:: Data shown

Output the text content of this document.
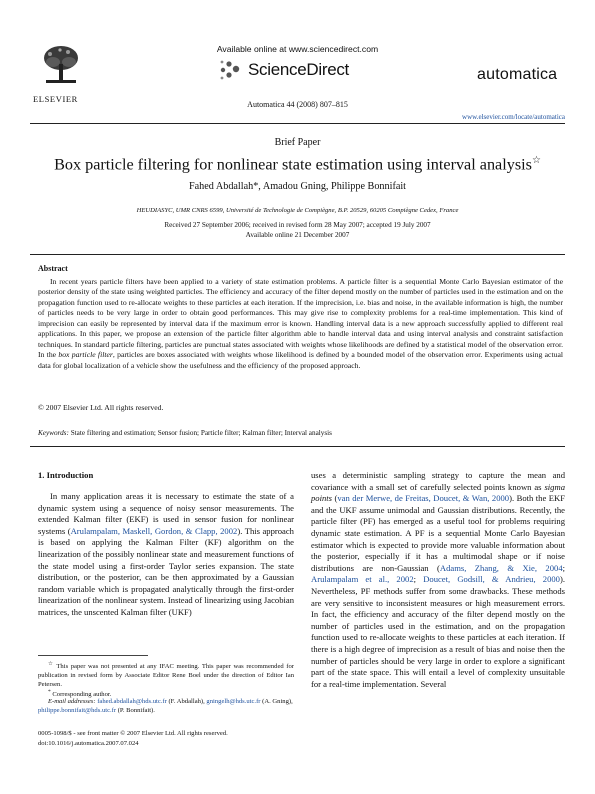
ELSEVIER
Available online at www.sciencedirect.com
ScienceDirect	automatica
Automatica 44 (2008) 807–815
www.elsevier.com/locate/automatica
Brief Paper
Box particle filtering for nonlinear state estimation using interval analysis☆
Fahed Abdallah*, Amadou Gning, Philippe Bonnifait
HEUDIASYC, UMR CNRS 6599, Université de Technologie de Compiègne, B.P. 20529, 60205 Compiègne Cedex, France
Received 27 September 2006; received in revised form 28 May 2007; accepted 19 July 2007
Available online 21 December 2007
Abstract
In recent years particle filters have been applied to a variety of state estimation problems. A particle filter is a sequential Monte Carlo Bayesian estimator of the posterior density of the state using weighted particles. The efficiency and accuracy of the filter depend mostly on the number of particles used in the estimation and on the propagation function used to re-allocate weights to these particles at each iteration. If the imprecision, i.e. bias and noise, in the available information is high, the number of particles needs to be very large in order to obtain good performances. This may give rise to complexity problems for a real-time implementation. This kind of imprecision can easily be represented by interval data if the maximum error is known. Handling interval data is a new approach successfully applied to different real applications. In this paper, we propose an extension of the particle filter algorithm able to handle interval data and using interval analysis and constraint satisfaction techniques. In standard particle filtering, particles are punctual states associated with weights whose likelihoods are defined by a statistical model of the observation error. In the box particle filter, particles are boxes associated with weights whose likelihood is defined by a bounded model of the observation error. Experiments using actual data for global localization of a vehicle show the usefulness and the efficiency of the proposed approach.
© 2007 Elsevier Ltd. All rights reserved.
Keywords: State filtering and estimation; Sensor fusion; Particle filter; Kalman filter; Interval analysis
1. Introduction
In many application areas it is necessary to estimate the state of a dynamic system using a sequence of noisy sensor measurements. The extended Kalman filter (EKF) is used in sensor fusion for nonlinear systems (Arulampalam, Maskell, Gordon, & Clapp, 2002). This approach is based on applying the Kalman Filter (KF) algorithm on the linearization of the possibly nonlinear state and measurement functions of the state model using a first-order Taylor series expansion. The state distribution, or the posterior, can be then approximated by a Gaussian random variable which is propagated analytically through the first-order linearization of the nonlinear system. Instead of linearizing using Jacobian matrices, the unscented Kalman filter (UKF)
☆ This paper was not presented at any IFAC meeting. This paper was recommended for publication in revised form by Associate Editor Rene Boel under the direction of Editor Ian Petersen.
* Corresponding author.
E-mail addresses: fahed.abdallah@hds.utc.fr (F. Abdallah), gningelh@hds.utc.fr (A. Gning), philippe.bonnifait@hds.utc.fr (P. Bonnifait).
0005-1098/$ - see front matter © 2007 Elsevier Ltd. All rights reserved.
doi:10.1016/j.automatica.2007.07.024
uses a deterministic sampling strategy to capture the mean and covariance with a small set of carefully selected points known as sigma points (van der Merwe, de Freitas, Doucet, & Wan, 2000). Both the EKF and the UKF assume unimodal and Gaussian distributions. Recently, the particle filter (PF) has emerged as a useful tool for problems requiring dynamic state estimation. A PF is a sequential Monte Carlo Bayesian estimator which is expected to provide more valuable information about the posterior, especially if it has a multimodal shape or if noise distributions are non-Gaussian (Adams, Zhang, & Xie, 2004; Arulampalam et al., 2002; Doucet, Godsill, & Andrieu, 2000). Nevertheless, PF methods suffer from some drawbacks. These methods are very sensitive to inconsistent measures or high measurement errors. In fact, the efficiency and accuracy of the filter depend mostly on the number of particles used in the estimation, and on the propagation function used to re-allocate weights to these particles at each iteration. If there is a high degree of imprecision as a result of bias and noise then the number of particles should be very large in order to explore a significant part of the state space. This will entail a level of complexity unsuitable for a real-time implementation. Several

::::
:: Data shown

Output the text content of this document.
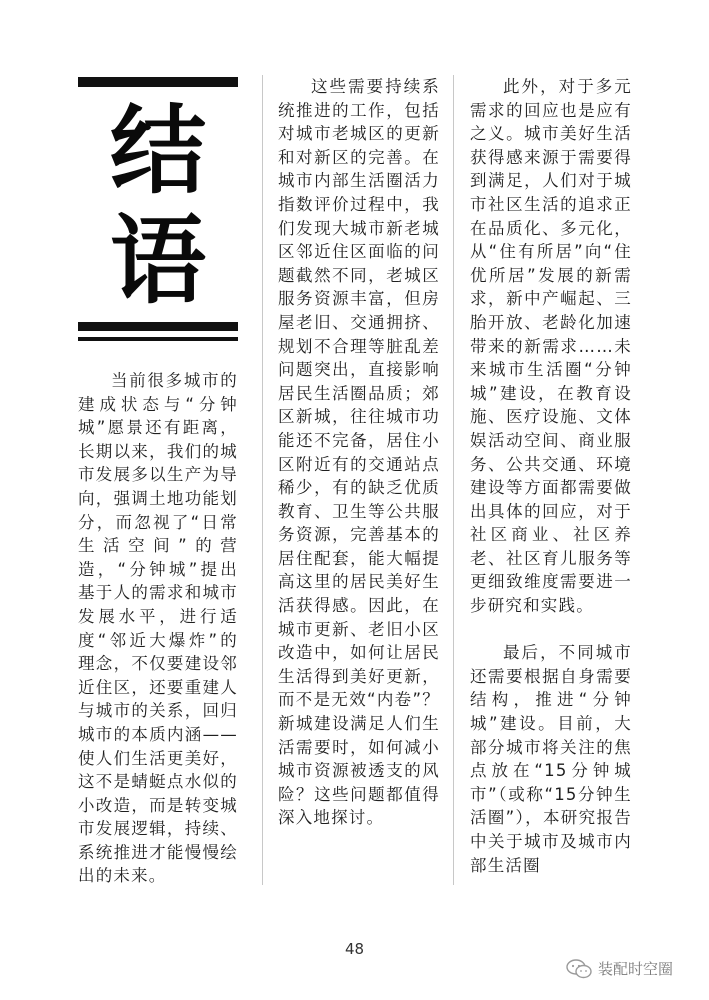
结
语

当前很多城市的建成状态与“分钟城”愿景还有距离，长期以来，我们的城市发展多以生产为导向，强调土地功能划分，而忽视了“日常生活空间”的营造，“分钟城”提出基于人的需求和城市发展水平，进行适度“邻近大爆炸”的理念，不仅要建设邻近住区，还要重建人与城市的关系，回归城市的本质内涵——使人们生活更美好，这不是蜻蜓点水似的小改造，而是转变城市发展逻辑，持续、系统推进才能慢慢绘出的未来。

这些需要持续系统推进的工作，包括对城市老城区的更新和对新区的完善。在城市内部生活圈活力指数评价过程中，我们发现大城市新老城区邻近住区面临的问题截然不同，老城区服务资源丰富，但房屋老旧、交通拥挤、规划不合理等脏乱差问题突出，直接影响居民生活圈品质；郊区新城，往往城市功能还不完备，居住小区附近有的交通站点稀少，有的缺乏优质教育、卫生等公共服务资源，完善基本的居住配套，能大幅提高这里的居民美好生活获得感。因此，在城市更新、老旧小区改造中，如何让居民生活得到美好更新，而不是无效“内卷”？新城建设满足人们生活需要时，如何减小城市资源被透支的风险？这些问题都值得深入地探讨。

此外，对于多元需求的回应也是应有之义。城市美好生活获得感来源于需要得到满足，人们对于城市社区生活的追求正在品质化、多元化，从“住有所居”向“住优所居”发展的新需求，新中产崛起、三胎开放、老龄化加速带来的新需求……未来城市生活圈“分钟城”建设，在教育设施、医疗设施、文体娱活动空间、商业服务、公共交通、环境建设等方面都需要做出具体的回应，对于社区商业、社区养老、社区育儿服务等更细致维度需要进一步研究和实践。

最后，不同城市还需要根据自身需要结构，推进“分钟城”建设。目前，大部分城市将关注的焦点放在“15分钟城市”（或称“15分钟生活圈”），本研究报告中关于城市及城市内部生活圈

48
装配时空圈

::::

*What is asked*
Extract all lines that hold the word "Gning".

*Correct output*
Fahed Abdallah*, Amadou Gning, Philippe Bonnifait
E-mail addresses: fahed.abdallah@hds.utc.fr (F. Abdallah), gningelh@hds.utc.fr (A. Gning), philippe.bonnifait@hds.utc.fr (P. Bonnifait).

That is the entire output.